▸ EXERCISE OBJECTIVE
From the rows below, pull out every line that contains the string "tick". Match case exactly.

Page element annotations
☆ ☆ ☆ ☆

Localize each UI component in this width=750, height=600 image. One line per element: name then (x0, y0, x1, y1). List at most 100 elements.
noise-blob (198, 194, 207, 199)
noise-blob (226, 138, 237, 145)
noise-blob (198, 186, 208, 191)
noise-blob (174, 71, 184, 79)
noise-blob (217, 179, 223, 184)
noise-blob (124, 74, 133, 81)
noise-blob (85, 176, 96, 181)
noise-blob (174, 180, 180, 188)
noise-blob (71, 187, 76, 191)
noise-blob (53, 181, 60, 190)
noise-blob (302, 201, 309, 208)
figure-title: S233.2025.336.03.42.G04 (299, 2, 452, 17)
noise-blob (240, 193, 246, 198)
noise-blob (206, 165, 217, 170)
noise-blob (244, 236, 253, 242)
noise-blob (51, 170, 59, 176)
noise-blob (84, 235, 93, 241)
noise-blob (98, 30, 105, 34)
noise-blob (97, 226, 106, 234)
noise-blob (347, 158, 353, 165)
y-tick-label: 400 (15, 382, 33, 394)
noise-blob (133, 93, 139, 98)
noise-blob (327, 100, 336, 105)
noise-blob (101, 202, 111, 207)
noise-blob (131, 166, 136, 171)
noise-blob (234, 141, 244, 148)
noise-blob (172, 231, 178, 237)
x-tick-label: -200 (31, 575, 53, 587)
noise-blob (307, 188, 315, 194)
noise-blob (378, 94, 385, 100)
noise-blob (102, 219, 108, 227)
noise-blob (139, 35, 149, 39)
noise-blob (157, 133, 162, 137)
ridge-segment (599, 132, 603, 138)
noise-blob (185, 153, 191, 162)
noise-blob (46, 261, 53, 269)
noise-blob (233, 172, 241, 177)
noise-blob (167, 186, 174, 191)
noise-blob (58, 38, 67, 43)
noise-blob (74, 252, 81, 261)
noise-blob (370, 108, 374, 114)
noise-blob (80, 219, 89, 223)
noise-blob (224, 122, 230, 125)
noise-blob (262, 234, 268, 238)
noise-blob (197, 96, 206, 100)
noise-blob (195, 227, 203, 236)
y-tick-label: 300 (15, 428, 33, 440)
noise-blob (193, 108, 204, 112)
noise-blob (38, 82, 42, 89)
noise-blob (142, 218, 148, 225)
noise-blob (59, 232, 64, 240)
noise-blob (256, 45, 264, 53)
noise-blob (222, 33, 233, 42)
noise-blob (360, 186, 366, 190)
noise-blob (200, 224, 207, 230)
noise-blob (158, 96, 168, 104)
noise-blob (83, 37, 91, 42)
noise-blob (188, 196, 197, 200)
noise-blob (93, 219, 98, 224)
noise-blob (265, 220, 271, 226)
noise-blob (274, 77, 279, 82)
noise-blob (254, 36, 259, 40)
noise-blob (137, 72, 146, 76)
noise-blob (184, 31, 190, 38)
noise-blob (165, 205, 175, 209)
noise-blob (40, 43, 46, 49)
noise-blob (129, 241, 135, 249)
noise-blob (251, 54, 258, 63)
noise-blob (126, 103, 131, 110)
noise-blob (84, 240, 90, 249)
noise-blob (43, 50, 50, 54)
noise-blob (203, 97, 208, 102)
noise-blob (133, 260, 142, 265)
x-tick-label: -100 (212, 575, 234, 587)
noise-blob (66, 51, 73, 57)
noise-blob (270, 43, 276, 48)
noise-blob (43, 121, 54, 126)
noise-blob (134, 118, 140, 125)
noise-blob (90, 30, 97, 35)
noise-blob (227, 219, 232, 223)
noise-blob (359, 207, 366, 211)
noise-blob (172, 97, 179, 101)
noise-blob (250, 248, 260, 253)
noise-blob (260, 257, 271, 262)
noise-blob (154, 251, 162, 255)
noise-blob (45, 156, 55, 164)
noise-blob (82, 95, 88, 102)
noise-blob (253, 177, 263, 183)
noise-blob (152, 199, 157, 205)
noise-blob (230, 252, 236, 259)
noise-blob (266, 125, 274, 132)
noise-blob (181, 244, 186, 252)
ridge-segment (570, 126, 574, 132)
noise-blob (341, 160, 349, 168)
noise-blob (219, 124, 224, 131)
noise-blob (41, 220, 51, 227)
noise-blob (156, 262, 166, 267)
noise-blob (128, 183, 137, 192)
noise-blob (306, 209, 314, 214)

☆ ☆ ☆ ☆

▸ ANSWER TO THE TASK
y-tick-label: 400 (15, 382, 33, 394)
x-tick-label: -200 (31, 575, 53, 587)
y-tick-label: 300 (15, 428, 33, 440)
x-tick-label: -100 (212, 575, 234, 587)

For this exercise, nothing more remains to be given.